» **DIRECTIONS FOR THIS TASK**: State the number of lines, and only that number, in which the word "flame" appears.

» **PROVIDED DATA**:
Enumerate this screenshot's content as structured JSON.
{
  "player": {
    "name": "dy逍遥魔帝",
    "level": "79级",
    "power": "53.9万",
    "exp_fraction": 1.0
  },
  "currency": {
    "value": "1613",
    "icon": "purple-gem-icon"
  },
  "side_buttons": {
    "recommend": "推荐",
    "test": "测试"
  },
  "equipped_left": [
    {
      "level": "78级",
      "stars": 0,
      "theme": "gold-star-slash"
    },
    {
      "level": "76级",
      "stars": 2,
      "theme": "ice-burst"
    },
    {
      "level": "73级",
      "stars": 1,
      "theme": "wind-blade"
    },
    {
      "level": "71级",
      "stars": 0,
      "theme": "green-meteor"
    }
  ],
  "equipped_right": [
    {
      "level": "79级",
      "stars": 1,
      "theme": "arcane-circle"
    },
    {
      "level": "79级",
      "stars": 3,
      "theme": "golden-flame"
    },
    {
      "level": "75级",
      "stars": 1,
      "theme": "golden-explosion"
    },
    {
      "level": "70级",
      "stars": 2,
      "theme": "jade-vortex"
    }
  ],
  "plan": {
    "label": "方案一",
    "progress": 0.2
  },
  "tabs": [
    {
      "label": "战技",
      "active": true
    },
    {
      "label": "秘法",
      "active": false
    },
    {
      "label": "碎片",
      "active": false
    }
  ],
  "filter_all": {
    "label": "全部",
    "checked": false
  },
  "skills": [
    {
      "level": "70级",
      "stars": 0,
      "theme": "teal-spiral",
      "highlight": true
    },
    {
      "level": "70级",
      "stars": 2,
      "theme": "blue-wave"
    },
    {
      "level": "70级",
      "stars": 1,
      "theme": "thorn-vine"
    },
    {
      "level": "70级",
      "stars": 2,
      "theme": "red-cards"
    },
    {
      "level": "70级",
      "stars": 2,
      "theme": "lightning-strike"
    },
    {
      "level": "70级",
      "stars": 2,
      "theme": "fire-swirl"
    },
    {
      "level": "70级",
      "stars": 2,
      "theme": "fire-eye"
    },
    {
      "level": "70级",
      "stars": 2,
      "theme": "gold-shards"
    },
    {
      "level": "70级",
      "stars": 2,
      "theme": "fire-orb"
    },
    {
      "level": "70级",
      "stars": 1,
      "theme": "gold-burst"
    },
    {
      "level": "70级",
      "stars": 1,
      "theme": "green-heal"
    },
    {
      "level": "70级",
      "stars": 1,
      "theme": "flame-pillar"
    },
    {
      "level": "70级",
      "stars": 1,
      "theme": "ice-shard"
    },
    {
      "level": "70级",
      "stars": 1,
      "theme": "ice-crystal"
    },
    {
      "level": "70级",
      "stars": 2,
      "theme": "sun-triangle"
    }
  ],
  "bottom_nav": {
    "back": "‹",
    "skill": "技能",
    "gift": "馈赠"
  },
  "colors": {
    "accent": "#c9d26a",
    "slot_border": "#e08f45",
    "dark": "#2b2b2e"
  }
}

» **THE REPLY**: 2